INSTRUCTION.
Write out all of the entries exactly as given.
▼▼▼
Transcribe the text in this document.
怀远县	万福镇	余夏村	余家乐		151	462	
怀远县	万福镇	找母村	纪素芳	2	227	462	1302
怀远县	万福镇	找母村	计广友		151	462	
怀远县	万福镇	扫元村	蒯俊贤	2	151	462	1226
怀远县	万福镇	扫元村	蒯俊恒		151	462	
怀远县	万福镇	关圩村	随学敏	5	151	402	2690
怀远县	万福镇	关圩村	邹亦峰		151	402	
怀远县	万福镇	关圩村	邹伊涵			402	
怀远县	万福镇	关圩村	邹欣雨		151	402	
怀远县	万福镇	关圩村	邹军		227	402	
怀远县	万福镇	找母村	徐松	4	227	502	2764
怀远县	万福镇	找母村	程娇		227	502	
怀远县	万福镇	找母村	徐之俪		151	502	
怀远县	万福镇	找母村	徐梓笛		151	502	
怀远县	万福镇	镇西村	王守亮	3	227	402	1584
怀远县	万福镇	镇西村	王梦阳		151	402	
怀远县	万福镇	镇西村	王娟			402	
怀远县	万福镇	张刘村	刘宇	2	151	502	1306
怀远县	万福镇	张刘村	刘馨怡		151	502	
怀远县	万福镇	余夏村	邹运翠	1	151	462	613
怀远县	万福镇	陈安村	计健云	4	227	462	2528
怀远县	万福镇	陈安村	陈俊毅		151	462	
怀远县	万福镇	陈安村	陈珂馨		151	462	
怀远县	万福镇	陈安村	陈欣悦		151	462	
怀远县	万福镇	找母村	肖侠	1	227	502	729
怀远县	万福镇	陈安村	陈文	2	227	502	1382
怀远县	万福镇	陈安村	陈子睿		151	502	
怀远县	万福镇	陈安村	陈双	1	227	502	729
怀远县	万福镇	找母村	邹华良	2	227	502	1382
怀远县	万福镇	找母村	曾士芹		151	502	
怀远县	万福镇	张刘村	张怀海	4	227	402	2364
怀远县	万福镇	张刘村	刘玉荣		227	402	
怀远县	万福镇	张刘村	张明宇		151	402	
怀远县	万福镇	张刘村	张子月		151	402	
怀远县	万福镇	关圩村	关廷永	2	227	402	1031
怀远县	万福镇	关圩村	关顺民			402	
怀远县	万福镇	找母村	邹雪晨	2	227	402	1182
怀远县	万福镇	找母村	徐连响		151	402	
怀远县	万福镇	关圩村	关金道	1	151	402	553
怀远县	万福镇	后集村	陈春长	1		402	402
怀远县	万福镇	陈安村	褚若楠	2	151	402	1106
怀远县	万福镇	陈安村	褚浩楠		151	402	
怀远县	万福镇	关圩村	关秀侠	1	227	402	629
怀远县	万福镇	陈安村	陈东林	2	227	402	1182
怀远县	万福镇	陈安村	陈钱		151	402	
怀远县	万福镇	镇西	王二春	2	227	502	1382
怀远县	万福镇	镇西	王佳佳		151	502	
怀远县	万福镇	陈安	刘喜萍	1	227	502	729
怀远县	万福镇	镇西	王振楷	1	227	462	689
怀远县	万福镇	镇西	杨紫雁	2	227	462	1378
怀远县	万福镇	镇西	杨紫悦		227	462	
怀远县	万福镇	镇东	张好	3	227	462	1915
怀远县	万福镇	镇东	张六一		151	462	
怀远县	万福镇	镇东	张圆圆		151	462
▲▲▲
WORKED ANSWER.
Transcribe the text in this document.
怀远县	万福镇	余夏村	余家乐		151	462	
怀远县	万福镇	找母村	纪素芳	2	227	462	1302
怀远县	万福镇	找母村	计广友		151	462	
怀远县	万福镇	扫元村	蒯俊贤	2	151	462	1226
怀远县	万福镇	扫元村	蒯俊恒		151	462	
怀远县	万福镇	关圩村	随学敏	5	151	402	2690
怀远县	万福镇	关圩村	邹亦峰		151	402	
怀远县	万福镇	关圩村	邹伊涵			402	
怀远县	万福镇	关圩村	邹欣雨		151	402	
怀远县	万福镇	关圩村	邹军		227	402	
怀远县	万福镇	找母村	徐松	4	227	502	2764
怀远县	万福镇	找母村	程娇		227	502	
怀远县	万福镇	找母村	徐之俪		151	502	
怀远县	万福镇	找母村	徐梓笛		151	502	
怀远县	万福镇	镇西村	王守亮	3	227	402	1584
怀远县	万福镇	镇西村	王梦阳		151	402	
怀远县	万福镇	镇西村	王娟			402	
怀远县	万福镇	张刘村	刘宇	2	151	502	1306
怀远县	万福镇	张刘村	刘馨怡		151	502	
怀远县	万福镇	余夏村	邹运翠	1	151	462	613
怀远县	万福镇	陈安村	计健云	4	227	462	2528
怀远县	万福镇	陈安村	陈俊毅		151	462	
怀远县	万福镇	陈安村	陈珂馨		151	462	
怀远县	万福镇	陈安村	陈欣悦		151	462	
怀远县	万福镇	找母村	肖侠	1	227	502	729
怀远县	万福镇	陈安村	陈文	2	227	502	1382
怀远县	万福镇	陈安村	陈子睿		151	502	
怀远县	万福镇	陈安村	陈双	1	227	502	729
怀远县	万福镇	找母村	邹华良	2	227	502	1382
怀远县	万福镇	找母村	曾士芹		151	502	
怀远县	万福镇	张刘村	张怀海	4	227	402	2364
怀远县	万福镇	张刘村	刘玉荣		227	402	
怀远县	万福镇	张刘村	张明宇		151	402	
怀远县	万福镇	张刘村	张子月		151	402	
怀远县	万福镇	关圩村	关廷永	2	227	402	1031
怀远县	万福镇	关圩村	关顺民			402	
怀远县	万福镇	找母村	邹雪晨	2	227	402	1182
怀远县	万福镇	找母村	徐连响		151	402	
怀远县	万福镇	关圩村	关金道	1	151	402	553
怀远县	万福镇	后集村	陈春长	1		402	402
怀远县	万福镇	陈安村	褚若楠	2	151	402	1106
怀远县	万福镇	陈安村	褚浩楠		151	402	
怀远县	万福镇	关圩村	关秀侠	1	227	402	629
怀远县	万福镇	陈安村	陈东林	2	227	402	1182
怀远县	万福镇	陈安村	陈钱		151	402	
怀远县	万福镇	镇西	王二春	2	227	502	1382
怀远县	万福镇	镇西	王佳佳		151	502	
怀远县	万福镇	陈安	刘喜萍	1	227	502	729
怀远县	万福镇	镇西	王振楷	1	227	462	689
怀远县	万福镇	镇西	杨紫雁	2	227	462	1378
怀远县	万福镇	镇西	杨紫悦		227	462	
怀远县	万福镇	镇东	张好	3	227	462	1915
怀远县	万福镇	镇东	张六一		151	462	
怀远县	万福镇	镇东	张圆圆		151	462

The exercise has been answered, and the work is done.